Given request = Retype every entry below line for line with no changes, leaving out the pictures.

Dataset rows =
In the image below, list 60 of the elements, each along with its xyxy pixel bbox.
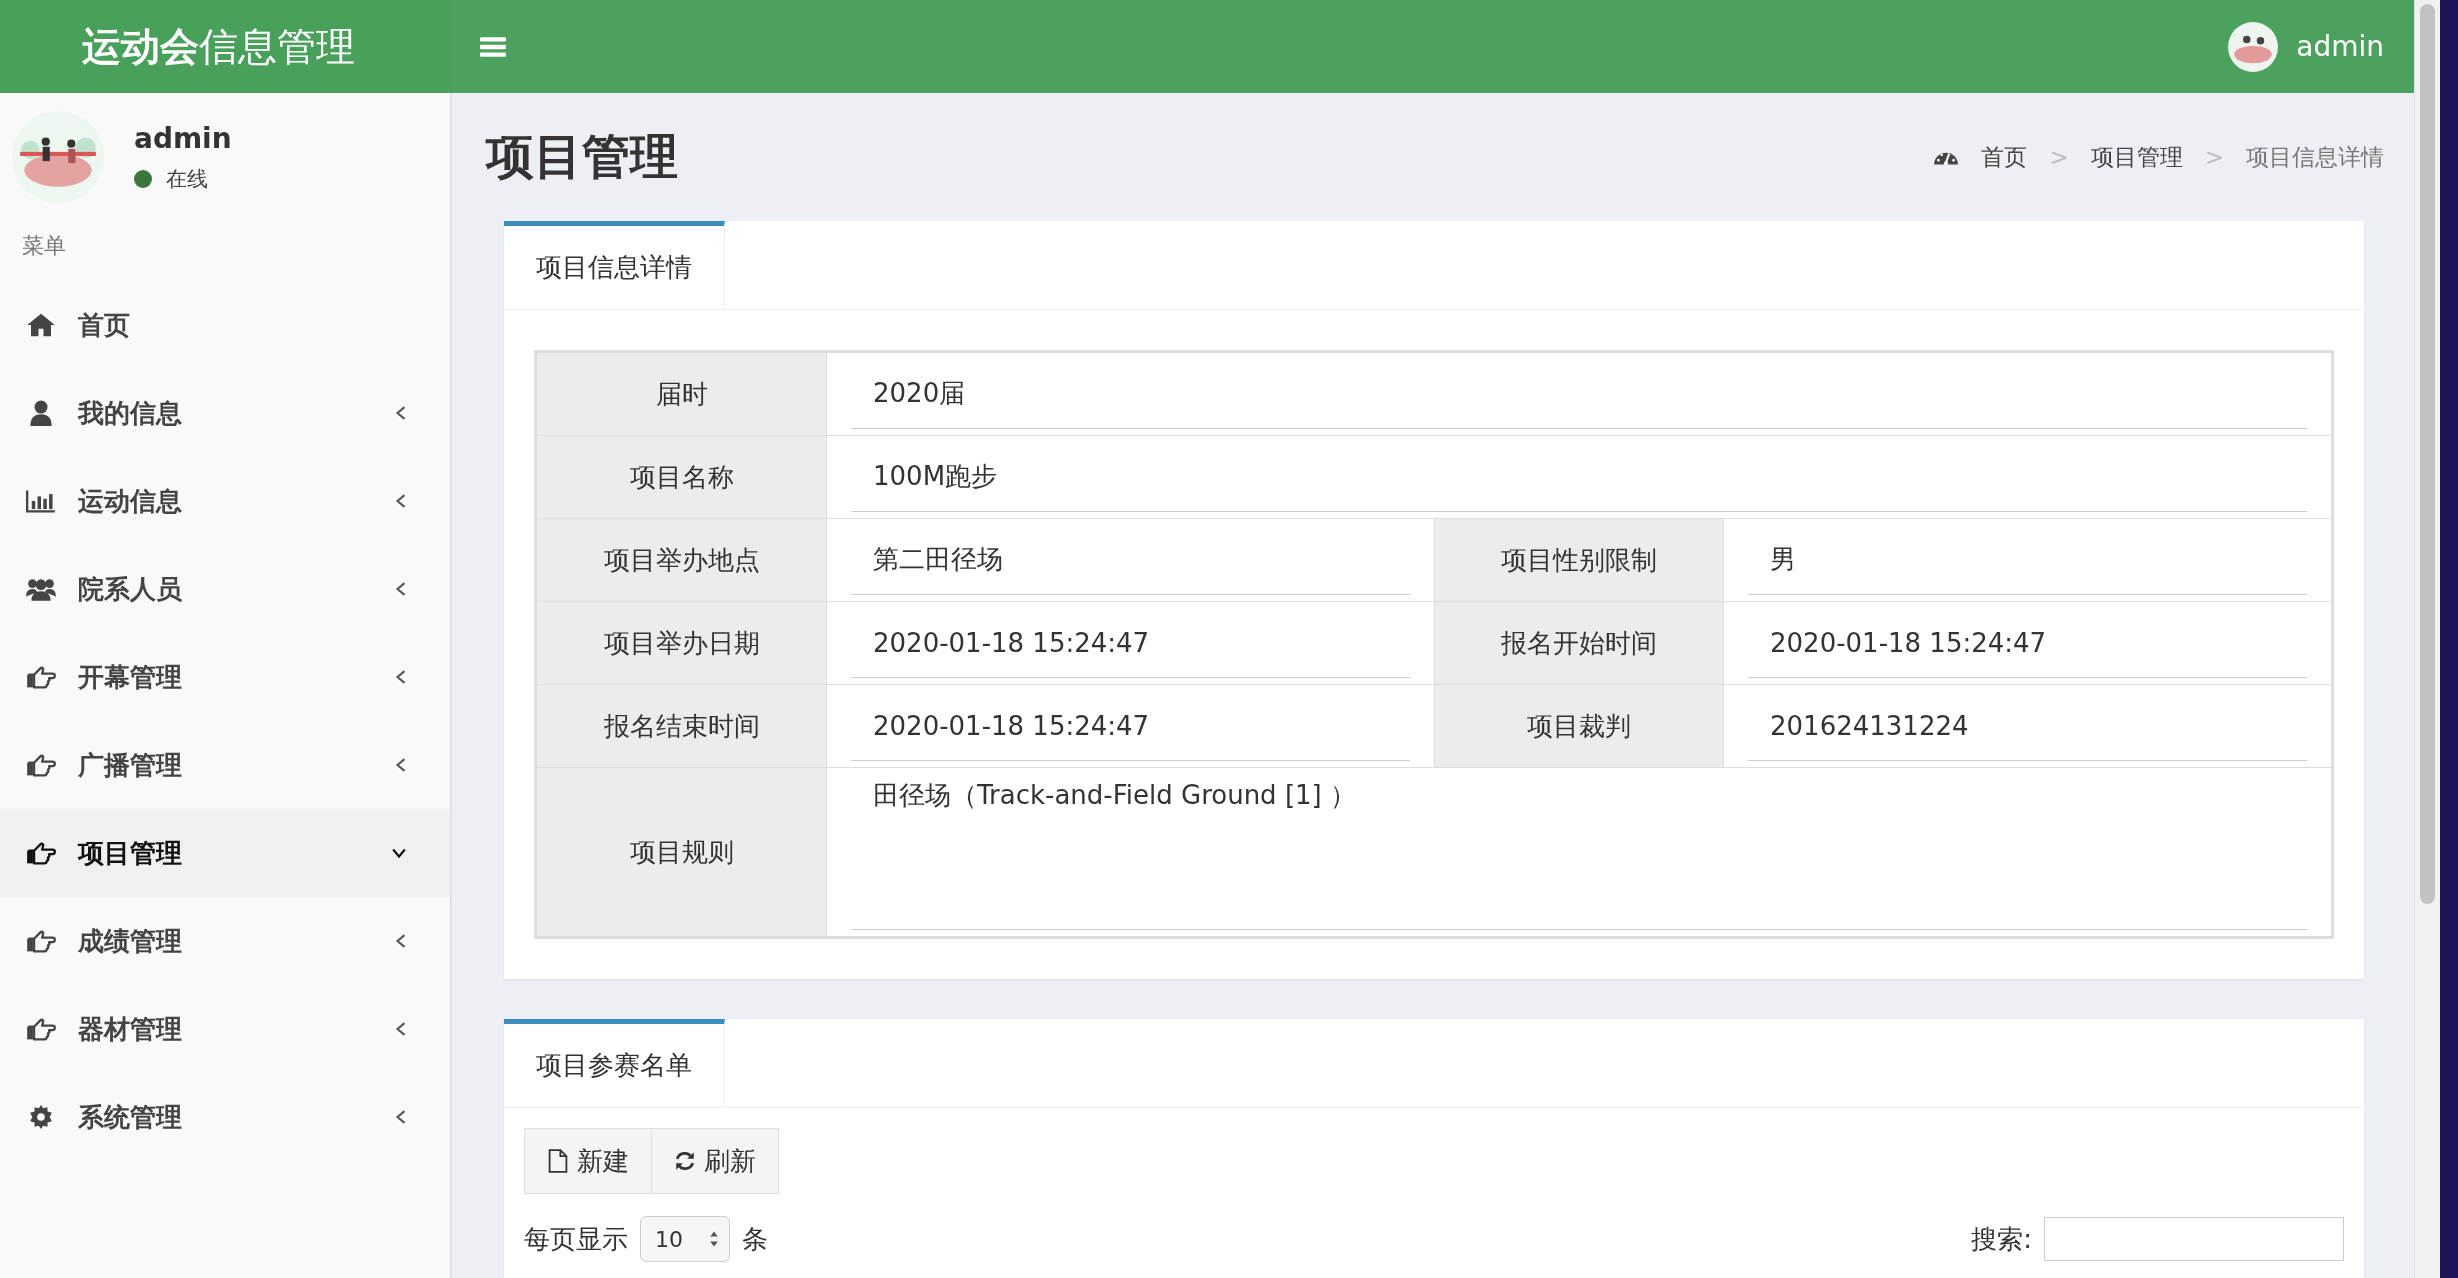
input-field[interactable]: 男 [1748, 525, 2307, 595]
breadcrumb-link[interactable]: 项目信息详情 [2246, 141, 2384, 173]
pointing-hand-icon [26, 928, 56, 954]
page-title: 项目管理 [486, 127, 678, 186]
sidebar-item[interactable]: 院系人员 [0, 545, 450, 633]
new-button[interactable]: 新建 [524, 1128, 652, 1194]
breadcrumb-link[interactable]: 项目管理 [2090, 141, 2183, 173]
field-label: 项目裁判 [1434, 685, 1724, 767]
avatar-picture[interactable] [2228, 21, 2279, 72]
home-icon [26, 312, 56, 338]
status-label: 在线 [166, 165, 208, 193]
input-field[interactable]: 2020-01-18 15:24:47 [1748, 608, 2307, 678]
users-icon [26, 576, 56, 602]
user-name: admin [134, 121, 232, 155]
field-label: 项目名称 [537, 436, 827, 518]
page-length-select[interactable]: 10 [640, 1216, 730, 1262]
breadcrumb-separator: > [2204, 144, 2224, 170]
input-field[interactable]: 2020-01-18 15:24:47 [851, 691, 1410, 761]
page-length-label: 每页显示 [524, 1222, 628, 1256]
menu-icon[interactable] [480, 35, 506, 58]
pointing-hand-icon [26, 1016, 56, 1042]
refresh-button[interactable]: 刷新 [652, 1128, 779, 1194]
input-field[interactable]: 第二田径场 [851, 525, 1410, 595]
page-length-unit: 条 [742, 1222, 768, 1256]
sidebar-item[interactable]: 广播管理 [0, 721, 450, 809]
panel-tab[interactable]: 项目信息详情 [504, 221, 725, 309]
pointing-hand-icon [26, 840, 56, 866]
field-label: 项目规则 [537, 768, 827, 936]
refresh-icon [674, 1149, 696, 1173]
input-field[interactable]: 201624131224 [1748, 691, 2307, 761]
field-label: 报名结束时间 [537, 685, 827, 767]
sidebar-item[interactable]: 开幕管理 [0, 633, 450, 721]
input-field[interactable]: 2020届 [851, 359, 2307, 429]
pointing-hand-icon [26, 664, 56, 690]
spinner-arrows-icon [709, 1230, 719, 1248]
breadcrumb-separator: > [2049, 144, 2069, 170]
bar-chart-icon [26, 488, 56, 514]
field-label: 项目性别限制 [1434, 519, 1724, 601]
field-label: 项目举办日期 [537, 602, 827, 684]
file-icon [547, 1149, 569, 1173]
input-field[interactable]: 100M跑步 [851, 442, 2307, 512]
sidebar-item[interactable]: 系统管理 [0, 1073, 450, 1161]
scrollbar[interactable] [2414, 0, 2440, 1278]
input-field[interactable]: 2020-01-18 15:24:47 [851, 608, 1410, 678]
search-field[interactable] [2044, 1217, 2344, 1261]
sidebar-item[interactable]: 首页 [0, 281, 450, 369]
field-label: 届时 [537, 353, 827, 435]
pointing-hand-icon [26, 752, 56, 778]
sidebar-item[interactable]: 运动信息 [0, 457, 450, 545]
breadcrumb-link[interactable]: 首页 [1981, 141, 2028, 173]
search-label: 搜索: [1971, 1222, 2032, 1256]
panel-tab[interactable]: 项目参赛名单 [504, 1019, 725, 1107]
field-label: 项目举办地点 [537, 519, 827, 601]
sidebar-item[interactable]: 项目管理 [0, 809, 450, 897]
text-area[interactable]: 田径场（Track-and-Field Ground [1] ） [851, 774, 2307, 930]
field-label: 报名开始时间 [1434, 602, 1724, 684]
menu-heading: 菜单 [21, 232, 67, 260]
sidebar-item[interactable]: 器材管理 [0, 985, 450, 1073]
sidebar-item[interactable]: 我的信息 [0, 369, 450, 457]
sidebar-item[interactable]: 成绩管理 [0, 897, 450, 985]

Exercise output =
In the image below, list 60 of the elements, each along with its xyxy pixel bbox.
input-field[interactable]: 男 [1748, 525, 2307, 595]
breadcrumb-link[interactable]: 项目信息详情 [2246, 141, 2384, 173]
pointing-hand-icon [26, 928, 56, 954]
page-title: 项目管理 [486, 127, 678, 186]
sidebar-item[interactable]: 院系人员 [0, 545, 450, 633]
new-button[interactable]: 新建 [524, 1128, 652, 1194]
breadcrumb-link[interactable]: 项目管理 [2090, 141, 2183, 173]
field-label: 项目裁判 [1434, 685, 1724, 767]
avatar-picture[interactable] [2228, 21, 2279, 72]
home-icon [26, 312, 56, 338]
status-label: 在线 [166, 165, 208, 193]
input-field[interactable]: 2020-01-18 15:24:47 [1748, 608, 2307, 678]
users-icon [26, 576, 56, 602]
user-name: admin [134, 121, 232, 155]
field-label: 项目名称 [537, 436, 827, 518]
page-length-select[interactable]: 10 [640, 1216, 730, 1262]
breadcrumb-separator: > [2204, 144, 2224, 170]
input-field[interactable]: 2020-01-18 15:24:47 [851, 691, 1410, 761]
page-length-label: 每页显示 [524, 1222, 628, 1256]
menu-icon[interactable] [480, 35, 506, 58]
pointing-hand-icon [26, 1016, 56, 1042]
refresh-button[interactable]: 刷新 [652, 1128, 779, 1194]
input-field[interactable]: 第二田径场 [851, 525, 1410, 595]
page-length-unit: 条 [742, 1222, 768, 1256]
sidebar-item[interactable]: 广播管理 [0, 721, 450, 809]
panel-tab[interactable]: 项目信息详情 [504, 221, 725, 309]
pointing-hand-icon [26, 840, 56, 866]
field-label: 项目规则 [537, 768, 827, 936]
refresh-icon [674, 1149, 696, 1173]
input-field[interactable]: 201624131224 [1748, 691, 2307, 761]
field-label: 报名结束时间 [537, 685, 827, 767]
sidebar-item[interactable]: 开幕管理 [0, 633, 450, 721]
input-field[interactable]: 2020届 [851, 359, 2307, 429]
pointing-hand-icon [26, 664, 56, 690]
spinner-arrows-icon [709, 1230, 719, 1248]
breadcrumb-separator: > [2049, 144, 2069, 170]
bar-chart-icon [26, 488, 56, 514]
field-label: 项目性别限制 [1434, 519, 1724, 601]
field-label: 项目举办日期 [537, 602, 827, 684]
file-icon [547, 1149, 569, 1173]
input-field[interactable]: 100M跑步 [851, 442, 2307, 512]
sidebar-item[interactable]: 系统管理 [0, 1073, 450, 1161]
scrollbar[interactable] [2414, 0, 2440, 1278]
input-field[interactable]: 2020-01-18 15:24:47 [851, 608, 1410, 678]
search-field[interactable] [2044, 1217, 2344, 1261]
sidebar-item[interactable]: 首页 [0, 281, 450, 369]
field-label: 届时 [537, 353, 827, 435]
pointing-hand-icon [26, 752, 56, 778]
sidebar-item[interactable]: 运动信息 [0, 457, 450, 545]
breadcrumb-link[interactable]: 首页 [1981, 141, 2028, 173]
search-label: 搜索: [1971, 1222, 2032, 1256]
panel-tab[interactable]: 项目参赛名单 [504, 1019, 725, 1107]
field-label: 项目举办地点 [537, 519, 827, 601]
sidebar-item[interactable]: 项目管理 [0, 809, 450, 897]
text-area[interactable]: 田径场（Track-and-Field Ground [1] ） [851, 774, 2307, 930]
field-label: 报名开始时间 [1434, 602, 1724, 684]
menu-heading: 菜单 [21, 232, 67, 260]
sidebar-item[interactable]: 器材管理 [0, 985, 450, 1073]
sidebar-item[interactable]: 我的信息 [0, 369, 450, 457]
sidebar-item[interactable]: 成绩管理 [0, 897, 450, 985]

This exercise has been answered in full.